- [TASK BRIEF]:
The records underneath are to be repeated exactly, with the pictures left out.

━━ EXCERPTED RECORDS

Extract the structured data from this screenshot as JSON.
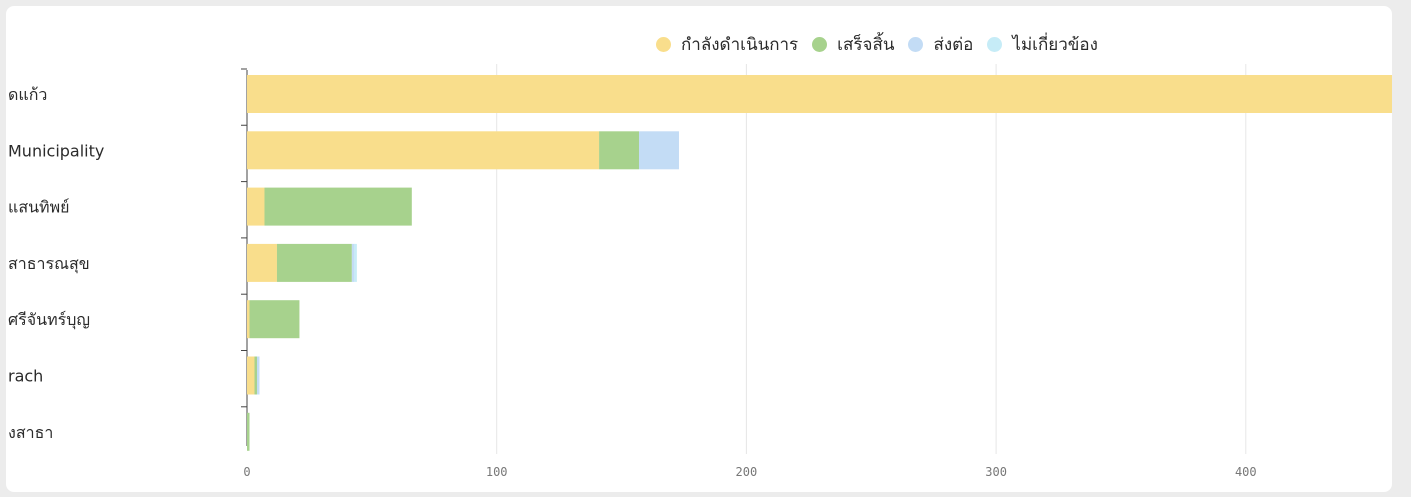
{
  "chart_data": {
    "type": "bar",
    "orientation": "horizontal",
    "stacked": true,
    "categories": [
      "ดแก้ว",
      "Municipality",
      "แสนทิพย์",
      "สาธารณสุข",
      "ศรีจันทร์บุญ",
      "rach",
      "งสาธา"
    ],
    "series": [
      {
        "name": "กำลังดำเนินการ",
        "color": "#f9de8c",
        "values": [
          460,
          141,
          7,
          12,
          1,
          3,
          0
        ]
      },
      {
        "name": "เสร็จสิ้น",
        "color": "#a7d28d",
        "values": [
          0,
          16,
          59,
          30,
          20,
          1,
          1
        ]
      },
      {
        "name": "ส่งต่อ",
        "color": "#c3dcf5",
        "values": [
          0,
          16,
          0,
          1,
          0,
          1,
          0
        ]
      },
      {
        "name": "ไม่เกี่ยวข้อง",
        "color": "#c6ecf7",
        "values": [
          0,
          0,
          0,
          1,
          0,
          0,
          0
        ]
      }
    ],
    "xticks": [
      "0",
      "100",
      "200",
      "300",
      "400"
    ],
    "xlim": [
      0,
      460
    ],
    "grid": true,
    "legend_position": "top-right"
  }
}
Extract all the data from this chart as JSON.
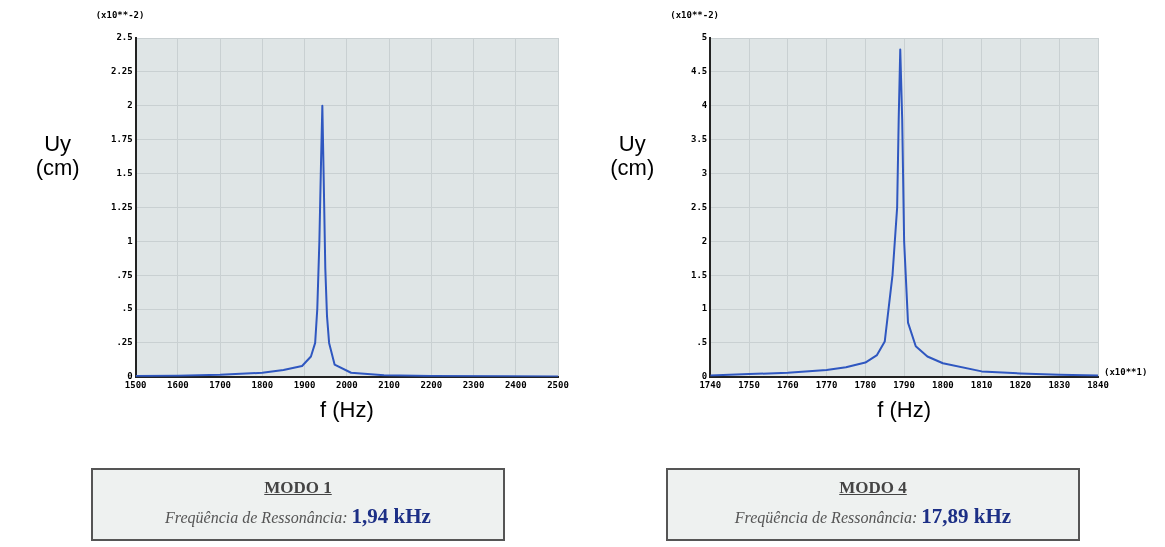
{
  "chart_data": [
    {
      "type": "line",
      "xlabel": "f (Hz)",
      "ylabel": "Uy\n(cm)",
      "annotations": [
        "(x10**-2)"
      ],
      "series": [
        {
          "color": "#2f57c0",
          "x": [
            1500,
            1600,
            1700,
            1800,
            1850,
            1894,
            1915,
            1925,
            1930,
            1935,
            1939,
            1942,
            1945,
            1949,
            1953,
            1958,
            1971,
            2010,
            2088,
            2200,
            2500
          ],
          "values": [
            0.005,
            0.008,
            0.015,
            0.03,
            0.05,
            0.08,
            0.15,
            0.25,
            0.5,
            1.0,
            1.6,
            2.0,
            1.5,
            0.8,
            0.45,
            0.25,
            0.09,
            0.03,
            0.012,
            0.005,
            0.002
          ]
        }
      ],
      "xlim": [
        1500,
        2500
      ],
      "xticks": [
        1500,
        1600,
        1700,
        1800,
        1900,
        2000,
        2100,
        2200,
        2300,
        2400,
        2500
      ],
      "ylim": [
        0,
        2.5
      ],
      "yticks": [
        0,
        {
          "value": 0.25,
          "label": ".25"
        },
        {
          "value": 0.5,
          "label": ".5"
        },
        {
          "value": 0.75,
          "label": ".75"
        },
        1,
        1.25,
        1.5,
        1.75,
        2,
        2.25,
        2.5
      ],
      "grid": true,
      "legend": false,
      "marker": "none",
      "line_style": "solid"
    },
    {
      "type": "line",
      "xlabel": "f (Hz)",
      "ylabel": "Uy\n(cm)",
      "annotations": [
        "(x10**-2)",
        "(x10**1)"
      ],
      "series": [
        {
          "color": "#2f57c0",
          "x": [
            1740,
            1750,
            1760,
            1770,
            1775,
            1780,
            1783,
            1785,
            1787,
            1788.2,
            1788.6,
            1789,
            1789.5,
            1790,
            1791,
            1793,
            1796,
            1800,
            1810,
            1820,
            1830,
            1840
          ],
          "values": [
            0.02,
            0.04,
            0.06,
            0.1,
            0.14,
            0.21,
            0.32,
            0.52,
            1.5,
            2.5,
            3.8,
            4.83,
            3.8,
            2.0,
            0.8,
            0.45,
            0.3,
            0.2,
            0.08,
            0.05,
            0.03,
            0.02
          ]
        }
      ],
      "xlim": [
        1740,
        1840
      ],
      "xticks": [
        1740,
        1750,
        1760,
        1770,
        1780,
        1790,
        1800,
        1810,
        1820,
        1830,
        1840
      ],
      "ylim": [
        0,
        5
      ],
      "yticks": [
        0,
        {
          "value": 0.5,
          "label": ".5"
        },
        1,
        1.5,
        2,
        2.5,
        3,
        3.5,
        4,
        4.5,
        5
      ],
      "grid": true,
      "legend": false,
      "marker": "none",
      "line_style": "solid"
    },
    {
      "type": "other",
      "title": "MODO 1",
      "annotations": [
        "Freqüência de Ressonância:",
        "1,94  kHz"
      ]
    },
    {
      "type": "other",
      "title": "MODO 4",
      "annotations": [
        "Freqüência de Ressonância:",
        "17,89 kHz"
      ]
    }
  ]
}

━━━━

- [OUTPUT FOR THIS TASK]:
Extract the structured data from this screenshot as JSON.
{
  "chart_data": {
    "type": "bar",
    "orientation": "horizontal",
    "stacked": true,
    "categories": [
      "ดแก้ว",
      "Municipality",
      "แสนทิพย์",
      "สาธารณสุข",
      "ศรีจันทร์บุญ",
      "rach",
      "งสาธา"
    ],
    "series": [
      {
        "name": "กำลังดำเนินการ",
        "color": "#f9de8c",
        "values": [
          460,
          141,
          7,
          12,
          1,
          3,
          0
        ]
      },
      {
        "name": "เสร็จสิ้น",
        "color": "#a7d28d",
        "values": [
          0,
          16,
          59,
          30,
          20,
          1,
          1
        ]
      },
      {
        "name": "ส่งต่อ",
        "color": "#c3dcf5",
        "values": [
          0,
          16,
          0,
          1,
          0,
          1,
          0
        ]
      },
      {
        "name": "ไม่เกี่ยวข้อง",
        "color": "#c6ecf7",
        "values": [
          0,
          0,
          0,
          1,
          0,
          0,
          0
        ]
      }
    ],
    "xticks": [
      "0",
      "100",
      "200",
      "300",
      "400"
    ],
    "xlim": [
      0,
      460
    ],
    "grid": true,
    "legend_position": "top-right"
  }
}
Extract all the data from this chart as JSON.
{
  "chart_data": [
    {
      "type": "line",
      "xlabel": "f (Hz)",
      "ylabel": "Uy\n(cm)",
      "annotations": [
        "(x10**-2)"
      ],
      "series": [
        {
          "color": "#2f57c0",
          "x": [
            1500,
            1600,
            1700,
            1800,
            1850,
            1894,
            1915,
            1925,
            1930,
            1935,
            1939,
            1942,
            1945,
            1949,
            1953,
            1958,
            1971,
            2010,
            2088,
            2200,
            2500
          ],
          "values": [
            0.005,
            0.008,
            0.015,
            0.03,
            0.05,
            0.08,
            0.15,
            0.25,
            0.5,
            1.0,
            1.6,
            2.0,
            1.5,
            0.8,
            0.45,
            0.25,
            0.09,
            0.03,
            0.012,
            0.005,
            0.002
          ]
        }
      ],
      "xlim": [
        1500,
        2500
      ],
      "xticks": [
        1500,
        1600,
        1700,
        1800,
        1900,
        2000,
        2100,
        2200,
        2300,
        2400,
        2500
      ],
      "ylim": [
        0,
        2.5
      ],
      "yticks": [
        0,
        {
          "value": 0.25,
          "label": ".25"
        },
        {
          "value": 0.5,
          "label": ".5"
        },
        {
          "value": 0.75,
          "label": ".75"
        },
        1,
        1.25,
        1.5,
        1.75,
        2,
        2.25,
        2.5
      ],
      "grid": true,
      "legend": false,
      "marker": "none",
      "line_style": "solid"
    },
    {
      "type": "line",
      "xlabel": "f (Hz)",
      "ylabel": "Uy\n(cm)",
      "annotations": [
        "(x10**-2)",
        "(x10**1)"
      ],
      "series": [
        {
          "color": "#2f57c0",
          "x": [
            1740,
            1750,
            1760,
            1770,
            1775,
            1780,
            1783,
            1785,
            1787,
            1788.2,
            1788.6,
            1789,
            1789.5,
            1790,
            1791,
            1793,
            1796,
            1800,
            1810,
            1820,
            1830,
            1840
          ],
          "values": [
            0.02,
            0.04,
            0.06,
            0.1,
            0.14,
            0.21,
            0.32,
            0.52,
            1.5,
            2.5,
            3.8,
            4.83,
            3.8,
            2.0,
            0.8,
            0.45,
            0.3,
            0.2,
            0.08,
            0.05,
            0.03,
            0.02
          ]
        }
      ],
      "xlim": [
        1740,
        1840
      ],
      "xticks": [
        1740,
        1750,
        1760,
        1770,
        1780,
        1790,
        1800,
        1810,
        1820,
        1830,
        1840
      ],
      "ylim": [
        0,
        5
      ],
      "yticks": [
        0,
        {
          "value": 0.5,
          "label": ".5"
        },
        1,
        1.5,
        2,
        2.5,
        3,
        3.5,
        4,
        4.5,
        5
      ],
      "grid": true,
      "legend": false,
      "marker": "none",
      "line_style": "solid"
    },
    {
      "type": "other",
      "title": "MODO 1",
      "annotations": [
        "Freqüência de Ressonância:",
        "1,94  kHz"
      ]
    },
    {
      "type": "other",
      "title": "MODO 4",
      "annotations": [
        "Freqüência de Ressonância:",
        "17,89 kHz"
      ]
    }
  ]
}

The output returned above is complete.